• Excerpted data:
_ _ _
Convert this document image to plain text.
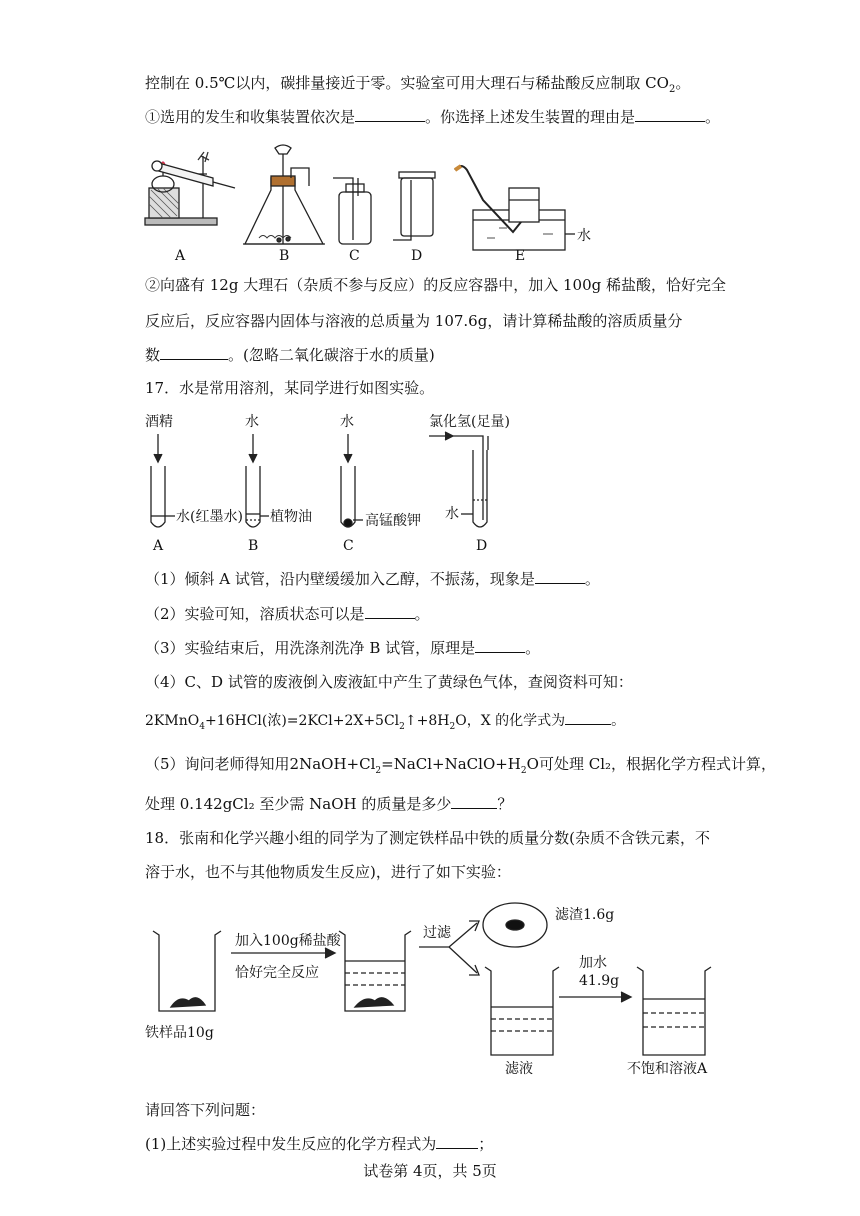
控制在 0.5℃以内，碳排量接近于零。实验室可用大理石与稀盐酸反应制取 $CO_2$。
①选用的发生和收集装置依次是	。你选择上述发生装置的理由是	。
A	B	C	D	E
水
②向盛有 12g 大理石（杂质不参与反应）的反应容器中，加入 100g 稀盐酸，恰好完全
反应后，反应容器内固体与溶液的总质量为 107.6g，请计算稀盐酸的溶质质量分
数	。(忽略二氧化碳溶于水的质量)
17．水是常用溶剂，某同学进行如图实验。
酒精	水	水	氯化氢(足量)
水(红墨水) 植物油	高锰酸钾 水
A	B	C	D
（1）倾斜 A 试管，沿内壁缓缓加入乙醇，不振荡，现象是	。
（2）实验可知，溶质状态可以是	。
（3）实验结束后，用洗涤剂洗净 B 试管，原理是	。
（4）C、D 试管的废液倒入废液缸中产生了黄绿色气体，查阅资料可知：
2KMnO$_4$+16HCl(浓)$=2KCl+2X+5Cl_2↑+8H_2O$，X 的化学式为	。
（5）询问老师得知用$2NaOH+Cl_2=NaCl+NaClO+H_2O$可处理 Cl₂，根据化学方程式计算，
处理 0.142gCl₂ 至少需 NaOH 的质量是多少	？
18．张南和化学兴趣小组的同学为了测定铁样品中铁的质量分数(杂质不含铁元素，不
溶于水，也不与其他物质发生反应)，进行了如下实验：
加入100g稀盐酸
恰好完全反应
过滤
滤渣1.6g
加水
41.9g
铁样品10g
滤液	不饱和溶液A
请回答下列问题：
(1)上述实验过程中发生反应的化学方程式为	；
试卷第 4页，共 5页
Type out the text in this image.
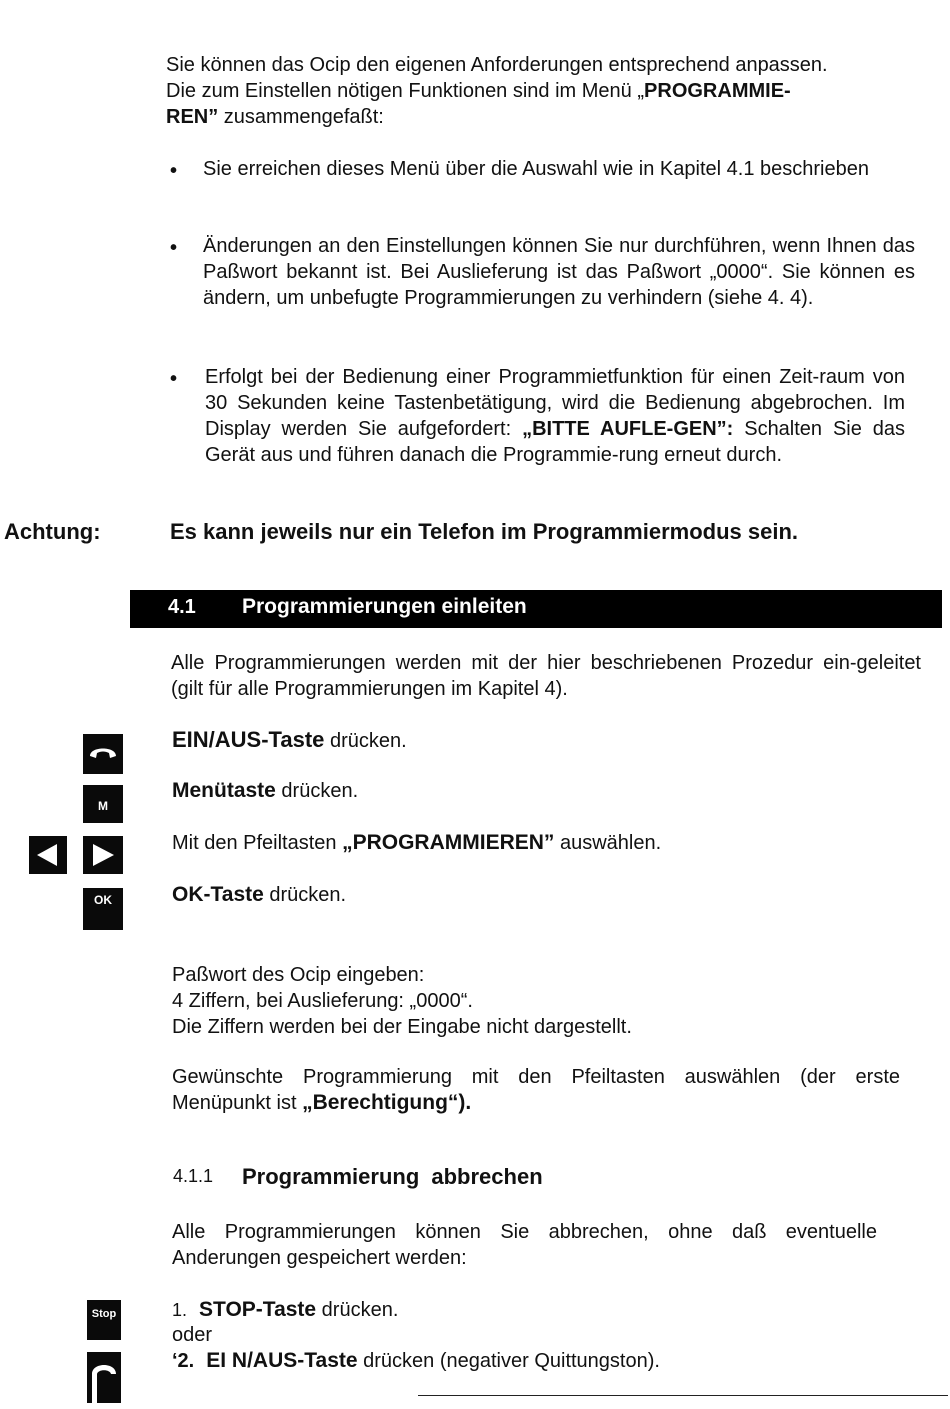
Sie können das Ocip den eigenen Anforderungen entsprechend anpassen.
Die zum Einstellen nötigen Funktionen sind im Menü „PROGRAMMIE-
REN” zusammengefaßt:
• Sie erreichen dieses Menü über die Auswahl wie in Kapitel 4.1 beschrieben
• Änderungen an den Einstellungen können Sie nur durchführen, wenn Ihnen das Paßwort bekannt ist. Bei Auslieferung ist das Paßwort „0000“. Sie können es ändern, um unbefugte Programmierungen zu verhindern (siehe 4. 4).
• Erfolgt bei der Bedienung einer Programmietfunktion für einen Zeit-raum von 30 Sekunden keine Tastenbetätigung, wird die Bedienung abgebrochen. Im Display werden Sie aufgefordert: „BITTE AUFLE-GEN”: Schalten Sie das Gerät aus und führen danach die Programmie-rung erneut durch.
Achtung:	Es kann jeweils nur ein Telefon im Programmiermodus sein.
4.1 Programmierungen einleiten
Alle Programmierungen werden mit der hier beschriebenen Prozedur ein-geleitet (gilt für alle Programmierungen im Kapitel 4).
M
OK
EIN/AUS-Taste drücken.
Menütaste drücken.
Mit den Pfeiltasten „PROGRAMMIEREN” auswählen.
OK-Taste drücken.
Paßwort des Ocip eingeben:
4 Ziffern, bei Auslieferung: „0000“.
Die Ziffern werden bei der Eingabe nicht dargestellt.
Gewünschte Programmierung mit den Pfeiltasten auswählen (der erste Menüpunkt ist „Berechtigung“).
4.1.1 Programmierung abbrechen
Alle Programmierungen können Sie abbrechen, ohne daß eventuelle Anderungen gespeichert werden:
Stop	1. STOP-Taste drücken.
oder
‘2. EI N/AUS-Taste drücken (negativer Quittungston).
_ _ _
• What the task requires: Repeat the records word for word. Any picture in them should be left out.

• Response for this exercise:
Convert this document image to plain text.
控制在 0.5℃以内，碳排量接近于零。实验室可用大理石与稀盐酸反应制取 $CO_2$。
①选用的发生和收集装置依次是	。你选择上述发生装置的理由是	。
A	B	C	D	E
水
②向盛有 12g 大理石（杂质不参与反应）的反应容器中，加入 100g 稀盐酸，恰好完全
反应后，反应容器内固体与溶液的总质量为 107.6g，请计算稀盐酸的溶质质量分
数	。(忽略二氧化碳溶于水的质量)
17．水是常用溶剂，某同学进行如图实验。
酒精	水	水	氯化氢(足量)
水(红墨水) 植物油	高锰酸钾 水
A	B	C	D
（1）倾斜 A 试管，沿内壁缓缓加入乙醇，不振荡，现象是	。
（2）实验可知，溶质状态可以是	。
（3）实验结束后，用洗涤剂洗净 B 试管，原理是	。
（4）C、D 试管的废液倒入废液缸中产生了黄绿色气体，查阅资料可知：
2KMnO$_4$+16HCl(浓)$=2KCl+2X+5Cl_2↑+8H_2O$，X 的化学式为	。
（5）询问老师得知用$2NaOH+Cl_2=NaCl+NaClO+H_2O$可处理 Cl₂，根据化学方程式计算，
处理 0.142gCl₂ 至少需 NaOH 的质量是多少	？
18．张南和化学兴趣小组的同学为了测定铁样品中铁的质量分数(杂质不含铁元素，不
溶于水，也不与其他物质发生反应)，进行了如下实验：
加入100g稀盐酸
恰好完全反应
过滤
滤渣1.6g
加水
41.9g
铁样品10g
滤液	不饱和溶液A
请回答下列问题：
(1)上述实验过程中发生反应的化学方程式为	；
试卷第 4页，共 5页
Type out the text in this image.
Sie können das Ocip den eigenen Anforderungen entsprechend anpassen.
Die zum Einstellen nötigen Funktionen sind im Menü „PROGRAMMIE-
REN” zusammengefaßt:
• Sie erreichen dieses Menü über die Auswahl wie in Kapitel 4.1 beschrieben
• Änderungen an den Einstellungen können Sie nur durchführen, wenn Ihnen das Paßwort bekannt ist. Bei Auslieferung ist das Paßwort „0000“. Sie können es ändern, um unbefugte Programmierungen zu verhindern (siehe 4. 4).
• Erfolgt bei der Bedienung einer Programmietfunktion für einen Zeit-raum von 30 Sekunden keine Tastenbetätigung, wird die Bedienung abgebrochen. Im Display werden Sie aufgefordert: „BITTE AUFLE-GEN”: Schalten Sie das Gerät aus und führen danach die Programmie-rung erneut durch.
Achtung:	Es kann jeweils nur ein Telefon im Programmiermodus sein.
4.1 Programmierungen einleiten
Alle Programmierungen werden mit der hier beschriebenen Prozedur ein-geleitet (gilt für alle Programmierungen im Kapitel 4).
M
OK
EIN/AUS-Taste drücken.
Menütaste drücken.
Mit den Pfeiltasten „PROGRAMMIEREN” auswählen.
OK-Taste drücken.
Paßwort des Ocip eingeben:
4 Ziffern, bei Auslieferung: „0000“.
Die Ziffern werden bei der Eingabe nicht dargestellt.
Gewünschte Programmierung mit den Pfeiltasten auswählen (der erste Menüpunkt ist „Berechtigung“).
4.1.1 Programmierung abbrechen
Alle Programmierungen können Sie abbrechen, ohne daß eventuelle Anderungen gespeichert werden:
Stop	1. STOP-Taste drücken.
oder
‘2. EI N/AUS-Taste drücken (negativer Quittungston).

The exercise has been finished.